Given exercise:
Reproduce the entries in full, with no changes.
****************
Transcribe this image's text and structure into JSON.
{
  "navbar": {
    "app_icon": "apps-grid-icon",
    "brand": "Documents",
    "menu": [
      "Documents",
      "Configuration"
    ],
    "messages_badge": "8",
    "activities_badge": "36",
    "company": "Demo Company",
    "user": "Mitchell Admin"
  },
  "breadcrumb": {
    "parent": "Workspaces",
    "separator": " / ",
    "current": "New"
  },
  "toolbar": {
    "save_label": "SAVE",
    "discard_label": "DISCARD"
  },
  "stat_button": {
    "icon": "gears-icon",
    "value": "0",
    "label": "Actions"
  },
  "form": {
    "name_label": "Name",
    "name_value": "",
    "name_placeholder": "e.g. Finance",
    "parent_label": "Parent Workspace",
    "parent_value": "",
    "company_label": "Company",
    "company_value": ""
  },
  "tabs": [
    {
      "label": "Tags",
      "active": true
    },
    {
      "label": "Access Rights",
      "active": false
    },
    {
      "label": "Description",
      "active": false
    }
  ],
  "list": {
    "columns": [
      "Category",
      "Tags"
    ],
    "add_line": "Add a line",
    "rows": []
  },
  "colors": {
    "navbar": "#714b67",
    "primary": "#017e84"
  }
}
****************
Answer to the exercise:
Transcribe this image's text and structure into JSON.
{
  "navbar": {
    "app_icon": "apps-grid-icon",
    "brand": "Documents",
    "menu": [
      "Documents",
      "Configuration"
    ],
    "messages_badge": "8",
    "activities_badge": "36",
    "company": "Demo Company",
    "user": "Mitchell Admin"
  },
  "breadcrumb": {
    "parent": "Workspaces",
    "separator": " / ",
    "current": "New"
  },
  "toolbar": {
    "save_label": "SAVE",
    "discard_label": "DISCARD"
  },
  "stat_button": {
    "icon": "gears-icon",
    "value": "0",
    "label": "Actions"
  },
  "form": {
    "name_label": "Name",
    "name_value": "",
    "name_placeholder": "e.g. Finance",
    "parent_label": "Parent Workspace",
    "parent_value": "",
    "company_label": "Company",
    "company_value": ""
  },
  "tabs": [
    {
      "label": "Tags",
      "active": true
    },
    {
      "label": "Access Rights",
      "active": false
    },
    {
      "label": "Description",
      "active": false
    }
  ],
  "list": {
    "columns": [
      "Category",
      "Tags"
    ],
    "add_line": "Add a line",
    "rows": []
  },
  "colors": {
    "navbar": "#714b67",
    "primary": "#017e84"
  }
}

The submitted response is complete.